Définir le design

“Il y a autant de définition du design que de designers” Voilà l’une des réponses les plus courantes quand on demande à un designer de définir sa discipline. Certains répondront même qu’il est impossible de définir le design. Qu’au mieux, on peut expliquer ce que fait le designer mais pas beaucoup plus. Le design se veut volontairement indéfinissable. Il est mouvant, soluble, tant dans sa pratique que son époque.

Au quotidien, le terme est utilisé pour désigner plusieurs choses. D’abord en tant qu’adjectif, pour exprimer les qualités plastiques d’un objet et l’élitisme social : posséder ou savoir apprécier un objet “design”, c’est montrer que nos goûts et notre culture sont supérieurs. Le design est ensuite l’objet. Son nom est celui de la production finale d’un designer qui délivre un design tangible et bien réel. Il est aussi la mécanique interne de cet objet comme l’exprime la célèbre citation de Steve Jobs : “Le design ce n’est pas seulement l’aspect ou la sensation. Le design c’est comment ça fonctionne”. Plus que l’objet physique c’est son fonctionnement interne et son mode d’interaction qui est ici mis à l’honneur. Le design peut aussi être le mode opératoire par lequel on produit un objet. La méthodologie ou l’absence de méthodologie, une façon de penser. On fait alors du design thinking, du design centré utilisateur, du design frugal… Enfin le design est discipline. Une technique, un métier avec un ensemble de savoir-faire, de théorie et une culture commune dont le pratiquant est le designer.

Cette accumulation de sens complexifie la définition du design, tant pour les professionnels que pour le reste du monde, et participe à cette indéfinition du design. Comment alors définir quelque chose qui possède tant de significations ? De quoi le design est-il finalement le nom ?

C’est à cette question que je vais tenter d’apporter une réponse. Cet essai cherche modestement à démontrer que le design est loin d’être l’objet insaisissable que les designers voudraient qu’il soit. Au contraire, il peut se définir en deux affirmations très simples :

  1. Le design est une activité de création délibérée.
  2. Le design se pratique dans le cadre d’une technique et d’un contexte idéologique.

On peut légitimement se demander quel est l’intérêt de répondre à cette question ? Après tout le design s’en est passé jusqu’à maintenant sans que cela gêne les designers dans leur pratique. Mais cette indéfinition est la source d’incompréhension, d’abord des designers entre eux, incapable de se mettre d’accord sur ce que “faire du design” veut dire, provoquant ainsi des batailles de chapelles idéologiques stériles car toujours décontextualisées (ou au contraire trop contextualisées). Mais aussi du monde du design vers le monde réel, où le design est à la fois une sorte de discipline mystique proche de l’art et une technique méthodologique permettant de maximiser un retour sur investissement.

Données de travail
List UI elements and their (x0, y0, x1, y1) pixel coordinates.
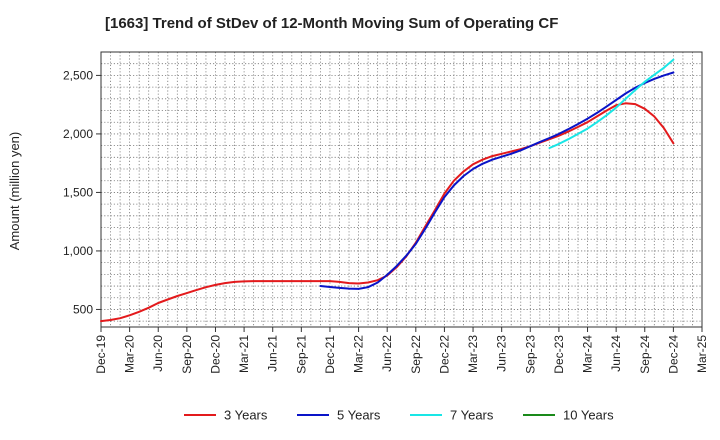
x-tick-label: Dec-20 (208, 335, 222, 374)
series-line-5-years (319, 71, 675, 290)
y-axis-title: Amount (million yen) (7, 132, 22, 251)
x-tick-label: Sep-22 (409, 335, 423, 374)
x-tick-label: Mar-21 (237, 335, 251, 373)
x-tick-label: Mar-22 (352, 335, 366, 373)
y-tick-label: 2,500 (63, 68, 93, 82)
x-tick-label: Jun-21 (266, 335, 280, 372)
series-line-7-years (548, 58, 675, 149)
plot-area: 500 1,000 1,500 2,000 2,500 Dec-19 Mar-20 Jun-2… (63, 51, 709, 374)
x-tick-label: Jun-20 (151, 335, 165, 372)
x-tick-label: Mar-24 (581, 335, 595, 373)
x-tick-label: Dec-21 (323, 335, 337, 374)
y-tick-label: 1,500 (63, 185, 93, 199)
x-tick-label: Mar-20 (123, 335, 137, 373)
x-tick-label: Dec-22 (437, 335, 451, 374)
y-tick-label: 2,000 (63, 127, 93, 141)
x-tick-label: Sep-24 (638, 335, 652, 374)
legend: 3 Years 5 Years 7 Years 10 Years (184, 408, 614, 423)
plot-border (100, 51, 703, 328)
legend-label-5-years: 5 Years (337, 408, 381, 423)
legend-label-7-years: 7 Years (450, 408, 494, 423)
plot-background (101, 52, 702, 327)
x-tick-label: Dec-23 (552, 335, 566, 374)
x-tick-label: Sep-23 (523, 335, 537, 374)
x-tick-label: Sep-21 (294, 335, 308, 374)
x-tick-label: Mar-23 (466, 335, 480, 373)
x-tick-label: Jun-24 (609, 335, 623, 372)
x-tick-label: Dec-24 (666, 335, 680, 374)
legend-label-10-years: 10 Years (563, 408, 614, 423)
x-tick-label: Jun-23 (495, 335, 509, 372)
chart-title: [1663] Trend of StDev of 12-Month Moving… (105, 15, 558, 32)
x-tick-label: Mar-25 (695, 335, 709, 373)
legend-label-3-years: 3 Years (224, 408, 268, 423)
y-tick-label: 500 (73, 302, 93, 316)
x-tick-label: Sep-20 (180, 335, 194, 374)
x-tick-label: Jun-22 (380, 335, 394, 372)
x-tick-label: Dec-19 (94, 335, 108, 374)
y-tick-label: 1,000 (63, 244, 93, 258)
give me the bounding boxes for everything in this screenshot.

...

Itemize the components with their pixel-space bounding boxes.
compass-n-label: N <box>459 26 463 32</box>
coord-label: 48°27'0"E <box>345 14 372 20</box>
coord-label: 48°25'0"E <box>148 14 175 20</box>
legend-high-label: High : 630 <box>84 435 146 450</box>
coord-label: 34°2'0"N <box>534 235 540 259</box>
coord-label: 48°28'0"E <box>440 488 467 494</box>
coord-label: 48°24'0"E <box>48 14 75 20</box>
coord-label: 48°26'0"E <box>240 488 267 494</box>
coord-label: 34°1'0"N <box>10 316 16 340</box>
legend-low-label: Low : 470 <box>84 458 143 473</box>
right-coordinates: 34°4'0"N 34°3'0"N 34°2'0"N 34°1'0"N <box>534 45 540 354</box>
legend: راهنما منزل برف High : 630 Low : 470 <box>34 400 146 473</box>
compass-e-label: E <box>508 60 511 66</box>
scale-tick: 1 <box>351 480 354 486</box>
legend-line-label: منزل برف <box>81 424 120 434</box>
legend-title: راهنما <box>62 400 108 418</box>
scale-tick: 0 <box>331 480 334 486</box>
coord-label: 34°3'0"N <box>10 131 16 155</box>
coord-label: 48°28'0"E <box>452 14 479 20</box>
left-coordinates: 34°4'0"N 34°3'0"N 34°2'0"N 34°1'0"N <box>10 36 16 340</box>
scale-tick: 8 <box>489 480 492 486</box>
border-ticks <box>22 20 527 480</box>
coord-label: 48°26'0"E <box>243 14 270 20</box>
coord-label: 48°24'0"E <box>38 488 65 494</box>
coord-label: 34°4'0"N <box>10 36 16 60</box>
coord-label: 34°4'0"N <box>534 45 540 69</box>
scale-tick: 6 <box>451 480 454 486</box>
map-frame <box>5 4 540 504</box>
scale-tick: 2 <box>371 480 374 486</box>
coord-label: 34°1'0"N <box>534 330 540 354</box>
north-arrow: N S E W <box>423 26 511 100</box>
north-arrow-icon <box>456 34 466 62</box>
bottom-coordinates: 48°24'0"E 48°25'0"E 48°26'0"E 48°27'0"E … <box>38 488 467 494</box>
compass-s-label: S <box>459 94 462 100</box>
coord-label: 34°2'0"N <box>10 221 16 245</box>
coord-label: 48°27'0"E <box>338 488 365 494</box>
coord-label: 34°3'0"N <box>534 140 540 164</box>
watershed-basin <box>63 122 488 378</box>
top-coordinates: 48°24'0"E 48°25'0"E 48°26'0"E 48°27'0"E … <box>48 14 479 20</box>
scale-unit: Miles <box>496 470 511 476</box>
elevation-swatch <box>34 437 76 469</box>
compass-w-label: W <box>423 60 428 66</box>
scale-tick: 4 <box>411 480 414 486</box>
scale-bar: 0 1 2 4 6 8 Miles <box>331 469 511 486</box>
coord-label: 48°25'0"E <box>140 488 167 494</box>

--

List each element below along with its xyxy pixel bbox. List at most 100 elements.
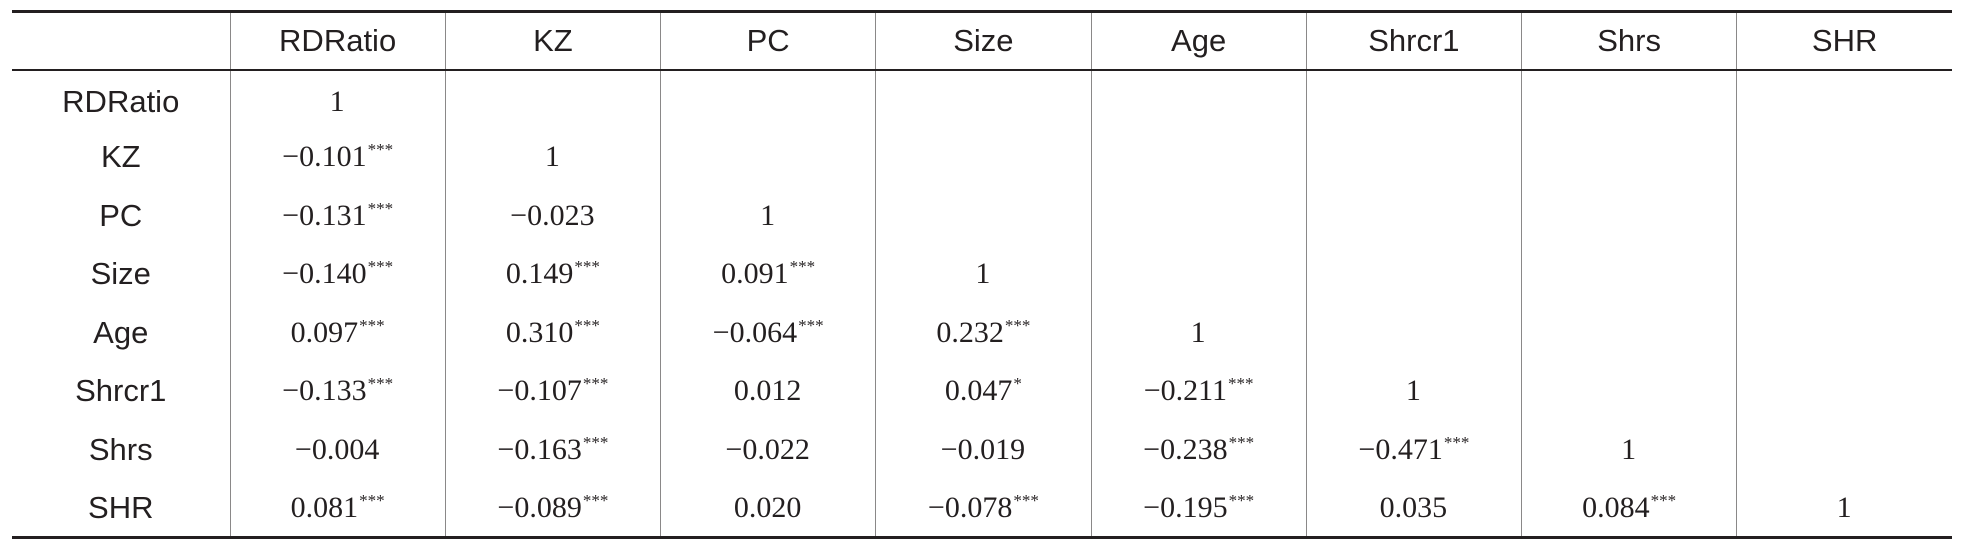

Tâches à réaliser
- 1) D'après le texte sur la définition du design, pourquoi est-il utile de chercher à définir le design ? Répondez en une à trois phrases.
- 2) Reproduisez, s'il vous plaît, les entrées depuis la ligne qui contient "List UI elements" jusqu'à celle qui contient "x-tick-label: Mar-22 (352, 335, 366, 373)", ces deux lignes comprises. N'y faites pas figurer les images.

Réponses aux tâches
- 1) L'absence de définition est source d'incompréhension, d'abord entre designers, incapables de s'accorder sur ce que « faire du design » veut dire. Cela provoque des batailles de chapelles idéologiques stériles. Elle brouille aussi la relation entre le monde du design et le monde réel, où le design passe à la fois pour une discipline mystique proche de l'art et pour une technique méthodologique servant à maximiser un retour sur investissement.

- 2)
List UI elements and their (x0, y0, x1, y1) pixel coordinates.
x-tick-label: Dec-20 (208, 335, 222, 374)
series-line-5-years (319, 71, 675, 290)
y-axis-title: Amount (million yen) (7, 132, 22, 251)
x-tick-label: Sep-22 (409, 335, 423, 374)
x-tick-label: Mar-21 (237, 335, 251, 373)
x-tick-label: Mar-22 (352, 335, 366, 373)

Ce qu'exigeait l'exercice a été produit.